[Text content records for pages]
--- START ---
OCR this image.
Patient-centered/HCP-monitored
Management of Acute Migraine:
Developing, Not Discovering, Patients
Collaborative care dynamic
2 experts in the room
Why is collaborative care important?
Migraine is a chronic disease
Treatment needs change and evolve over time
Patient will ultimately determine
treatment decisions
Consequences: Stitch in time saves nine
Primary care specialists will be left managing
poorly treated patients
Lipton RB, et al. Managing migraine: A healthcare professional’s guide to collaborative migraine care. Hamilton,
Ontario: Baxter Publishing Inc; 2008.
--- END ---
*Your assignment*:
Among the entries above, say how many lines hold the word "time". No other words belong in the answer.

*Answer to this task*:
2